[REQUEST] Reproduce all of the material word for word.

[RECORD SET]
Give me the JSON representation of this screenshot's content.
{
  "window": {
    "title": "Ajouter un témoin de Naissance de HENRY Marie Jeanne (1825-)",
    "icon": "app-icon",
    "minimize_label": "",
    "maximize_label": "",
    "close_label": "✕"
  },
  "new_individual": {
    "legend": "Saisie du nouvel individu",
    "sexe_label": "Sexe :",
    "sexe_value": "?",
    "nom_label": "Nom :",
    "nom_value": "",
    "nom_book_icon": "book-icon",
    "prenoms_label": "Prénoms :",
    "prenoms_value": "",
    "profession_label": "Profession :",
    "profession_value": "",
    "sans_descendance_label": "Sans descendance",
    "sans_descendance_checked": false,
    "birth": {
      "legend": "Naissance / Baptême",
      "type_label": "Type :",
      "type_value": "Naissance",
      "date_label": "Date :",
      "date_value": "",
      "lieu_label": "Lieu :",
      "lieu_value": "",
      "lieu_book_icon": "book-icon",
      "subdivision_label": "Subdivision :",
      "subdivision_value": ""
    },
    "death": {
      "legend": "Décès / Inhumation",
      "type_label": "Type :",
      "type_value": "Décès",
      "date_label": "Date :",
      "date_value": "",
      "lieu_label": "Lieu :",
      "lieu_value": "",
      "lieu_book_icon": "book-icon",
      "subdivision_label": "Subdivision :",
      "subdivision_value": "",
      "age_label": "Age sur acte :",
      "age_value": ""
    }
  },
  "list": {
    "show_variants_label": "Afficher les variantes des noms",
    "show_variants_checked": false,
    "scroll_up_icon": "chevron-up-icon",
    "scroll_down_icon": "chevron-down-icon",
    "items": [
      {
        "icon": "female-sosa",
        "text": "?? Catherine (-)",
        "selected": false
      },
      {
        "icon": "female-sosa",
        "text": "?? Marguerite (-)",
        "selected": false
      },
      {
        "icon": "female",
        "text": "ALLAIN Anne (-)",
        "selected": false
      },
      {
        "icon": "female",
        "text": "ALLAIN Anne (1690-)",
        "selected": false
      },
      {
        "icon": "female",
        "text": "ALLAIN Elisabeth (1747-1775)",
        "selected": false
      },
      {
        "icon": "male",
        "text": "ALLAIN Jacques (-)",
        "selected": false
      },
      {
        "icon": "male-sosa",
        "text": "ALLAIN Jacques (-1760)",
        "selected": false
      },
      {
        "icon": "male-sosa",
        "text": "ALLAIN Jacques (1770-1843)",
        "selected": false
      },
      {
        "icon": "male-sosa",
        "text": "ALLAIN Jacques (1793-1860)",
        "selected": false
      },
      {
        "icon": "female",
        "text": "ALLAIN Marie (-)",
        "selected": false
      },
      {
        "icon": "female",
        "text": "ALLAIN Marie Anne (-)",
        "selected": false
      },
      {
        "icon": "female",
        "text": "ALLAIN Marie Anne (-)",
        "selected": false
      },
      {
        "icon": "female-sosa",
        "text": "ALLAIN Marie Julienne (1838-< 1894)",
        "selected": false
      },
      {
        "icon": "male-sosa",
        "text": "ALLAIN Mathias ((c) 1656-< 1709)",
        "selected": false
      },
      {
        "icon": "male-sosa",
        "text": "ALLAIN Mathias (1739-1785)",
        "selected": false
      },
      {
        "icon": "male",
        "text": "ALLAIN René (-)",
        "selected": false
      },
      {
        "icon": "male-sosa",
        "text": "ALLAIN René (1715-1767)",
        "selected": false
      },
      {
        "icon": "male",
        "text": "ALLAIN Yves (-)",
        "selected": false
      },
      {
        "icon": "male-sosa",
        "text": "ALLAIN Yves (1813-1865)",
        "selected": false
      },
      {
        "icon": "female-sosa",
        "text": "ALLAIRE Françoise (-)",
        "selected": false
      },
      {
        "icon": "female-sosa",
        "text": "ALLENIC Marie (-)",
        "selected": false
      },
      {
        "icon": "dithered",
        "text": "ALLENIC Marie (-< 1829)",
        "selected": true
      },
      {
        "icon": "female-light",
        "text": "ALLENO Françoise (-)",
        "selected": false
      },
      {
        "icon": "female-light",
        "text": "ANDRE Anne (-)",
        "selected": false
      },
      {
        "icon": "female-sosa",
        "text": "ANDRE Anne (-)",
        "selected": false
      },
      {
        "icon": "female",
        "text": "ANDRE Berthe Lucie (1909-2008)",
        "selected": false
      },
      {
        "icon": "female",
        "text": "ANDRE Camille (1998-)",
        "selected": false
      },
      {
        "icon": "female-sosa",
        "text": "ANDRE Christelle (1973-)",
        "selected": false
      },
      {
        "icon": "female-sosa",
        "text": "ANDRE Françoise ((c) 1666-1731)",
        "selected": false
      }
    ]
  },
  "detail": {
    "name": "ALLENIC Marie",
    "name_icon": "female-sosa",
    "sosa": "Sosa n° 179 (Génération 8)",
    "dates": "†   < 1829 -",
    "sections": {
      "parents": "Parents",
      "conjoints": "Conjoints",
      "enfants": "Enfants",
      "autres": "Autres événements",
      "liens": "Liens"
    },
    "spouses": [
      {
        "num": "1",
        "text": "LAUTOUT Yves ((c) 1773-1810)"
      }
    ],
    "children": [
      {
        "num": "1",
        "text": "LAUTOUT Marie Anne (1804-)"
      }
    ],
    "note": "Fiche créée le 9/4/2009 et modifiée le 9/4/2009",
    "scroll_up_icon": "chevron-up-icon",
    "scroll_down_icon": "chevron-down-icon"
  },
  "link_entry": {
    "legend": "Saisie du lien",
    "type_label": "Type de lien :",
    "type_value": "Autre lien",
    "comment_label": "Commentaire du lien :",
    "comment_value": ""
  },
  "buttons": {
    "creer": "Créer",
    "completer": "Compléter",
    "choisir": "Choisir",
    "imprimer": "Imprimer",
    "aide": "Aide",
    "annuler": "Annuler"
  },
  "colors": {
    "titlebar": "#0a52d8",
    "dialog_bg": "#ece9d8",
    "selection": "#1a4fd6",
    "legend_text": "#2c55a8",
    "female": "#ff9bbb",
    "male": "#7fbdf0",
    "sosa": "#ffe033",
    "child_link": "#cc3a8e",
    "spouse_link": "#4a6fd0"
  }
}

[SOLUTION TO THIS TASK]
Give me the JSON representation of this screenshot's content.
{
  "window": {
    "title": "Ajouter un témoin de Naissance de HENRY Marie Jeanne (1825-)",
    "icon": "app-icon",
    "minimize_label": "",
    "maximize_label": "",
    "close_label": "✕"
  },
  "new_individual": {
    "legend": "Saisie du nouvel individu",
    "sexe_label": "Sexe :",
    "sexe_value": "?",
    "nom_label": "Nom :",
    "nom_value": "",
    "nom_book_icon": "book-icon",
    "prenoms_label": "Prénoms :",
    "prenoms_value": "",
    "profession_label": "Profession :",
    "profession_value": "",
    "sans_descendance_label": "Sans descendance",
    "sans_descendance_checked": false,
    "birth": {
      "legend": "Naissance / Baptême",
      "type_label": "Type :",
      "type_value": "Naissance",
      "date_label": "Date :",
      "date_value": "",
      "lieu_label": "Lieu :",
      "lieu_value": "",
      "lieu_book_icon": "book-icon",
      "subdivision_label": "Subdivision :",
      "subdivision_value": ""
    },
    "death": {
      "legend": "Décès / Inhumation",
      "type_label": "Type :",
      "type_value": "Décès",
      "date_label": "Date :",
      "date_value": "",
      "lieu_label": "Lieu :",
      "lieu_value": "",
      "lieu_book_icon": "book-icon",
      "subdivision_label": "Subdivision :",
      "subdivision_value": "",
      "age_label": "Age sur acte :",
      "age_value": ""
    }
  },
  "list": {
    "show_variants_label": "Afficher les variantes des noms",
    "show_variants_checked": false,
    "scroll_up_icon": "chevron-up-icon",
    "scroll_down_icon": "chevron-down-icon",
    "items": [
      {
        "icon": "female-sosa",
        "text": "?? Catherine (-)",
        "selected": false
      },
      {
        "icon": "female-sosa",
        "text": "?? Marguerite (-)",
        "selected": false
      },
      {
        "icon": "female",
        "text": "ALLAIN Anne (-)",
        "selected": false
      },
      {
        "icon": "female",
        "text": "ALLAIN Anne (1690-)",
        "selected": false
      },
      {
        "icon": "female",
        "text": "ALLAIN Elisabeth (1747-1775)",
        "selected": false
      },
      {
        "icon": "male",
        "text": "ALLAIN Jacques (-)",
        "selected": false
      },
      {
        "icon": "male-sosa",
        "text": "ALLAIN Jacques (-1760)",
        "selected": false
      },
      {
        "icon": "male-sosa",
        "text": "ALLAIN Jacques (1770-1843)",
        "selected": false
      },
      {
        "icon": "male-sosa",
        "text": "ALLAIN Jacques (1793-1860)",
        "selected": false
      },
      {
        "icon": "female",
        "text": "ALLAIN Marie (-)",
        "selected": false
      },
      {
        "icon": "female",
        "text": "ALLAIN Marie Anne (-)",
        "selected": false
      },
      {
        "icon": "female",
        "text": "ALLAIN Marie Anne (-)",
        "selected": false
      },
      {
        "icon": "female-sosa",
        "text": "ALLAIN Marie Julienne (1838-< 1894)",
        "selected": false
      },
      {
        "icon": "male-sosa",
        "text": "ALLAIN Mathias ((c) 1656-< 1709)",
        "selected": false
      },
      {
        "icon": "male-sosa",
        "text": "ALLAIN Mathias (1739-1785)",
        "selected": false
      },
      {
        "icon": "male",
        "text": "ALLAIN René (-)",
        "selected": false
      },
      {
        "icon": "male-sosa",
        "text": "ALLAIN René (1715-1767)",
        "selected": false
      },
      {
        "icon": "male",
        "text": "ALLAIN Yves (-)",
        "selected": false
      },
      {
        "icon": "male-sosa",
        "text": "ALLAIN Yves (1813-1865)",
        "selected": false
      },
      {
        "icon": "female-sosa",
        "text": "ALLAIRE Françoise (-)",
        "selected": false
      },
      {
        "icon": "female-sosa",
        "text": "ALLENIC Marie (-)",
        "selected": false
      },
      {
        "icon": "dithered",
        "text": "ALLENIC Marie (-< 1829)",
        "selected": true
      },
      {
        "icon": "female-light",
        "text": "ALLENO Françoise (-)",
        "selected": false
      },
      {
        "icon": "female-light",
        "text": "ANDRE Anne (-)",
        "selected": false
      },
      {
        "icon": "female-sosa",
        "text": "ANDRE Anne (-)",
        "selected": false
      },
      {
        "icon": "female",
        "text": "ANDRE Berthe Lucie (1909-2008)",
        "selected": false
      },
      {
        "icon": "female",
        "text": "ANDRE Camille (1998-)",
        "selected": false
      },
      {
        "icon": "female-sosa",
        "text": "ANDRE Christelle (1973-)",
        "selected": false
      },
      {
        "icon": "female-sosa",
        "text": "ANDRE Françoise ((c) 1666-1731)",
        "selected": false
      }
    ]
  },
  "detail": {
    "name": "ALLENIC Marie",
    "name_icon": "female-sosa",
    "sosa": "Sosa n° 179 (Génération 8)",
    "dates": "†   < 1829 -",
    "sections": {
      "parents": "Parents",
      "conjoints": "Conjoints",
      "enfants": "Enfants",
      "autres": "Autres événements",
      "liens": "Liens"
    },
    "spouses": [
      {
        "num": "1",
        "text": "LAUTOUT Yves ((c) 1773-1810)"
      }
    ],
    "children": [
      {
        "num": "1",
        "text": "LAUTOUT Marie Anne (1804-)"
      }
    ],
    "note": "Fiche créée le 9/4/2009 et modifiée le 9/4/2009",
    "scroll_up_icon": "chevron-up-icon",
    "scroll_down_icon": "chevron-down-icon"
  },
  "link_entry": {
    "legend": "Saisie du lien",
    "type_label": "Type de lien :",
    "type_value": "Autre lien",
    "comment_label": "Commentaire du lien :",
    "comment_value": ""
  },
  "buttons": {
    "creer": "Créer",
    "completer": "Compléter",
    "choisir": "Choisir",
    "imprimer": "Imprimer",
    "aide": "Aide",
    "annuler": "Annuler"
  },
  "colors": {
    "titlebar": "#0a52d8",
    "dialog_bg": "#ece9d8",
    "selection": "#1a4fd6",
    "legend_text": "#2c55a8",
    "female": "#ff9bbb",
    "male": "#7fbdf0",
    "sosa": "#ffe033",
    "child_link": "#cc3a8e",
    "spouse_link": "#4a6fd0"
  }
}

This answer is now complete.